AIM OF THE TASK:
Copy the following lines exactly as they appear, without changing anything.

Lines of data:
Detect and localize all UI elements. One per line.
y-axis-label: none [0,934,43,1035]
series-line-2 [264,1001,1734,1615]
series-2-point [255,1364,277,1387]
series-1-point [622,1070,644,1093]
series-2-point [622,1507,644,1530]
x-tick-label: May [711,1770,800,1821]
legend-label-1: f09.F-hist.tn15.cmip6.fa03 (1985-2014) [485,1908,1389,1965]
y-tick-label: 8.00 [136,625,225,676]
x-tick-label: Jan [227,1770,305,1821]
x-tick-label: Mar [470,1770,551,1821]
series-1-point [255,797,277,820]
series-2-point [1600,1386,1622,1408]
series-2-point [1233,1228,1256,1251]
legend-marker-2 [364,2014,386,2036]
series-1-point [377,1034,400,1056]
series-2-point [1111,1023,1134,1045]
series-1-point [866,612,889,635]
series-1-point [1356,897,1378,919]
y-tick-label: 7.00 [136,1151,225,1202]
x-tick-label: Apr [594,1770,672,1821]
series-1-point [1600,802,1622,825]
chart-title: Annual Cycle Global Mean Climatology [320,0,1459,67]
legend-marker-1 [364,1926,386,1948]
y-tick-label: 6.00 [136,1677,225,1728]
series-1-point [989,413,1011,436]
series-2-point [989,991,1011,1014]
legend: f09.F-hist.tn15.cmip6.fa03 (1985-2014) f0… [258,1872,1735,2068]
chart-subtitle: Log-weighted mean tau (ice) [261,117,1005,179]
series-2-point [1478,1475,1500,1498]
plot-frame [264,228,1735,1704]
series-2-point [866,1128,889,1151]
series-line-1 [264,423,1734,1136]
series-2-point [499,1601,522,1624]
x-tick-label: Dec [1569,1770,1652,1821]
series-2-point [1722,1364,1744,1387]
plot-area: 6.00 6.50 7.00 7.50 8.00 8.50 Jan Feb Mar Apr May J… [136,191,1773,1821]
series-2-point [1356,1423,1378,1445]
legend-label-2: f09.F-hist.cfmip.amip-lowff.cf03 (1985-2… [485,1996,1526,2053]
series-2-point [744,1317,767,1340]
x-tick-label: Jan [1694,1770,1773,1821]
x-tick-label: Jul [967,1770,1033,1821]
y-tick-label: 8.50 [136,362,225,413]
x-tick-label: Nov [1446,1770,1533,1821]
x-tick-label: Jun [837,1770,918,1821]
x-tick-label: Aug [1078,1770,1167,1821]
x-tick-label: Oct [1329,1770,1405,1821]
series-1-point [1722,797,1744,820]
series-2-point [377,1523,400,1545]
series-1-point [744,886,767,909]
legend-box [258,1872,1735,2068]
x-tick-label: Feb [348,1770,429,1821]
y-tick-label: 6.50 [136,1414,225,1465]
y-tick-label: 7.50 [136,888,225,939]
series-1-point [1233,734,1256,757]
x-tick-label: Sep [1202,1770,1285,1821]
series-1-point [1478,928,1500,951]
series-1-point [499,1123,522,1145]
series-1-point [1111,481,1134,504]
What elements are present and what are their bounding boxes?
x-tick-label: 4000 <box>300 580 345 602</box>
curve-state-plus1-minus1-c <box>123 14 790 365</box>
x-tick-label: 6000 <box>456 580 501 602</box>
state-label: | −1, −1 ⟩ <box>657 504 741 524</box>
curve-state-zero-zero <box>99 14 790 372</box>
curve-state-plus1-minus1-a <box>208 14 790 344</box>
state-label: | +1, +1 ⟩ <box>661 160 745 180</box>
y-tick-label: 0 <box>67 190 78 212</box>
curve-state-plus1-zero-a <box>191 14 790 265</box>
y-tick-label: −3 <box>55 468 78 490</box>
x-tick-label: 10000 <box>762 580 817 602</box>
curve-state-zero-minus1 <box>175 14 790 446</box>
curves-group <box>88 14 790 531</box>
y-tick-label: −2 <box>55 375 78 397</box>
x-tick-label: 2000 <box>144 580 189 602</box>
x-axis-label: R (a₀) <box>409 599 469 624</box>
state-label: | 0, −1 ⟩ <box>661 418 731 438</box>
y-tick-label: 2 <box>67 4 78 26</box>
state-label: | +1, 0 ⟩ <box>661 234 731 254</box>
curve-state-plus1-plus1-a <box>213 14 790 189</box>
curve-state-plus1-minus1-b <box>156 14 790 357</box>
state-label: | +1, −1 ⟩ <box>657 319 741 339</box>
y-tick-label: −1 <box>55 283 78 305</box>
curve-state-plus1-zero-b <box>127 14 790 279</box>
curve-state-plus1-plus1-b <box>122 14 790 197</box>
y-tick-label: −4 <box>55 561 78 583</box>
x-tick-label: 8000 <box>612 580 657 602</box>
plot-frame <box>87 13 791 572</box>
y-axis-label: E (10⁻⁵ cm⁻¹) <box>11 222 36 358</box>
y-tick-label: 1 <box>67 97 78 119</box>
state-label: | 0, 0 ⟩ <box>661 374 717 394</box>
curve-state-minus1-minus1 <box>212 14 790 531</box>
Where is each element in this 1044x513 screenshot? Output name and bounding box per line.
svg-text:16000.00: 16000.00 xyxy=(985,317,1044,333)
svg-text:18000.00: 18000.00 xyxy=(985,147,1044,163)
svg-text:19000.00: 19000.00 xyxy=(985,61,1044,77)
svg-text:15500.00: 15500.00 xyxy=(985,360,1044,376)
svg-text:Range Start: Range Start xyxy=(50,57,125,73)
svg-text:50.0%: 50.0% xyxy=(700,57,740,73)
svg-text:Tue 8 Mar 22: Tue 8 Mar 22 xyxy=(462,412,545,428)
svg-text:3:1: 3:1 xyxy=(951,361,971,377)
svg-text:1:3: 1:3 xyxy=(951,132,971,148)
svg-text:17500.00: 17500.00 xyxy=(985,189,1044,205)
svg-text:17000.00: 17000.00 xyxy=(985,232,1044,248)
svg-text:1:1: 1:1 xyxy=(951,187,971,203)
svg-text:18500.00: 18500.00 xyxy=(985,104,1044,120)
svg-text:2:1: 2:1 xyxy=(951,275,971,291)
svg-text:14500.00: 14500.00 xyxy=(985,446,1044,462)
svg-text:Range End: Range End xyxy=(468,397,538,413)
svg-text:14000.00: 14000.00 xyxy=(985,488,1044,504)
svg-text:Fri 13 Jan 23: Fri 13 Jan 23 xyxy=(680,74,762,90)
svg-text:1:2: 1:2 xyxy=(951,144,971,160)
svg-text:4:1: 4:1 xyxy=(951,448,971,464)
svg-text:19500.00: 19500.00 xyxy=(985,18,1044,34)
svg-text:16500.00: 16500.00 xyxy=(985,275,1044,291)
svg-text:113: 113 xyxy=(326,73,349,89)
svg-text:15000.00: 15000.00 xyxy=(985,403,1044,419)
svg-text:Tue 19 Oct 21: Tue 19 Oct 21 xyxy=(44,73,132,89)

TASK RESULT:
Detect and localize all UI elements. One per line.
y-axis-label: none [0,934,43,1035]
series-line-2 [264,1001,1734,1615]
series-2-point [255,1364,277,1387]
series-1-point [622,1070,644,1093]
series-2-point [622,1507,644,1530]
x-tick-label: May [711,1770,800,1821]
legend-label-1: f09.F-hist.tn15.cmip6.fa03 (1985-2014) [485,1908,1389,1965]
y-tick-label: 8.00 [136,625,225,676]
x-tick-label: Jan [227,1770,305,1821]
x-tick-label: Mar [470,1770,551,1821]
series-1-point [255,797,277,820]
series-2-point [1600,1386,1622,1408]
series-2-point [1233,1228,1256,1251]
legend-marker-2 [364,2014,386,2036]
series-1-point [377,1034,400,1056]
series-2-point [1111,1023,1134,1045]
series-1-point [866,612,889,635]
series-1-point [1356,897,1378,919]
y-tick-label: 7.00 [136,1151,225,1202]
x-tick-label: Apr [594,1770,672,1821]
series-1-point [1600,802,1622,825]
chart-title: Annual Cycle Global Mean Climatology [320,0,1459,67]
legend-marker-1 [364,1926,386,1948]
y-tick-label: 6.00 [136,1677,225,1728]
series-1-point [989,413,1011,436]
series-2-point [989,991,1011,1014]
legend: f09.F-hist.tn15.cmip6.fa03 (1985-2014) f0… [258,1872,1735,2068]
chart-subtitle: Log-weighted mean tau (ice) [261,117,1005,179]
series-2-point [1478,1475,1500,1498]
plot-frame [264,228,1735,1704]
series-2-point [866,1128,889,1151]
series-line-1 [264,423,1734,1136]
series-2-point [499,1601,522,1624]
x-tick-label: Dec [1569,1770,1652,1821]
series-2-point [1722,1364,1744,1387]
plot-area: 6.00 6.50 7.00 7.50 8.00 8.50 Jan Feb Mar Apr May J… [136,191,1773,1821]
series-2-point [1356,1423,1378,1445]
legend-label-2: f09.F-hist.cfmip.amip-lowff.cf03 (1985-2… [485,1996,1526,2053]
series-2-point [744,1317,767,1340]
x-tick-label: Jan [1694,1770,1773,1821]
x-tick-label: Jul [967,1770,1033,1821]
y-tick-label: 8.50 [136,362,225,413]
x-tick-label: Nov [1446,1770,1533,1821]
x-tick-label: Jun [837,1770,918,1821]
x-tick-label: Aug [1078,1770,1167,1821]
x-tick-label: Oct [1329,1770,1405,1821]
series-1-point [1722,797,1744,820]
series-2-point [377,1523,400,1545]
series-1-point [744,886,767,909]
legend-box [258,1872,1735,2068]
x-tick-label: Feb [348,1770,429,1821]
y-tick-label: 6.50 [136,1414,225,1465]
y-tick-label: 7.50 [136,888,225,939]
series-1-point [1233,734,1256,757]
x-tick-label: Sep [1202,1770,1285,1821]
series-1-point [1478,928,1500,951]
series-1-point [499,1123,522,1145]
series-1-point [1111,481,1134,504]
What elements are present and what are their bounding boxes?
x-tick-label: 4000 <box>300 580 345 602</box>
curve-state-plus1-minus1-c <box>123 14 790 365</box>
x-tick-label: 6000 <box>456 580 501 602</box>
state-label: | −1, −1 ⟩ <box>657 504 741 524</box>
curve-state-zero-zero <box>99 14 790 372</box>
curve-state-plus1-minus1-a <box>208 14 790 344</box>
state-label: | +1, +1 ⟩ <box>661 160 745 180</box>
y-tick-label: 0 <box>67 190 78 212</box>
curve-state-plus1-zero-a <box>191 14 790 265</box>
y-tick-label: −3 <box>55 468 78 490</box>
x-tick-label: 10000 <box>762 580 817 602</box>
curve-state-zero-minus1 <box>175 14 790 446</box>
curves-group <box>88 14 790 531</box>
y-tick-label: −2 <box>55 375 78 397</box>
x-tick-label: 2000 <box>144 580 189 602</box>
x-axis-label: R (a₀) <box>409 599 469 624</box>
state-label: | 0, −1 ⟩ <box>661 418 731 438</box>
y-tick-label: 2 <box>67 4 78 26</box>
state-label: | +1, 0 ⟩ <box>661 234 731 254</box>
curve-state-plus1-plus1-a <box>213 14 790 189</box>
curve-state-plus1-minus1-b <box>156 14 790 357</box>
state-label: | +1, −1 ⟩ <box>657 319 741 339</box>
y-tick-label: −1 <box>55 283 78 305</box>
curve-state-plus1-zero-b <box>127 14 790 279</box>
curve-state-plus1-plus1-b <box>122 14 790 197</box>
y-tick-label: −4 <box>55 561 78 583</box>
x-tick-label: 8000 <box>612 580 657 602</box>
plot-frame <box>87 13 791 572</box>
y-axis-label: E (10⁻⁵ cm⁻¹) <box>11 222 36 358</box>
y-tick-label: 1 <box>67 97 78 119</box>
state-label: | 0, 0 ⟩ <box>661 374 717 394</box>
curve-state-minus1-minus1 <box>212 14 790 531</box>
Where is each element in this 1044x513 screenshot? Output name and bounding box per line.
svg-text:16000.00: 16000.00 xyxy=(985,317,1044,333)
svg-text:18000.00: 18000.00 xyxy=(985,147,1044,163)
svg-text:19000.00: 19000.00 xyxy=(985,61,1044,77)
svg-text:15500.00: 15500.00 xyxy=(985,360,1044,376)
svg-text:Range Start: Range Start xyxy=(50,57,125,73)
svg-text:50.0%: 50.0% xyxy=(700,57,740,73)
svg-text:Tue 8 Mar 22: Tue 8 Mar 22 xyxy=(462,412,545,428)
svg-text:3:1: 3:1 xyxy=(951,361,971,377)
svg-text:1:3: 1:3 xyxy=(951,132,971,148)
svg-text:17500.00: 17500.00 xyxy=(985,189,1044,205)
svg-text:17000.00: 17000.00 xyxy=(985,232,1044,248)
svg-text:1:1: 1:1 xyxy=(951,187,971,203)
svg-text:18500.00: 18500.00 xyxy=(985,104,1044,120)
svg-text:2:1: 2:1 xyxy=(951,275,971,291)
svg-text:14500.00: 14500.00 xyxy=(985,446,1044,462)
svg-text:Range End: Range End xyxy=(468,397,538,413)
svg-text:14000.00: 14000.00 xyxy=(985,488,1044,504)
svg-text:Fri 13 Jan 23: Fri 13 Jan 23 xyxy=(680,74,762,90)
svg-text:1:2: 1:2 xyxy=(951,144,971,160)
svg-text:4:1: 4:1 xyxy=(951,448,971,464)
svg-text:19500.00: 19500.00 xyxy=(985,18,1044,34)
svg-text:16500.00: 16500.00 xyxy=(985,275,1044,291)
svg-text:113: 113 xyxy=(326,73,349,89)
svg-text:15000.00: 15000.00 xyxy=(985,403,1044,419)
svg-text:Tue 19 Oct 21: Tue 19 Oct 21 xyxy=(44,73,132,89)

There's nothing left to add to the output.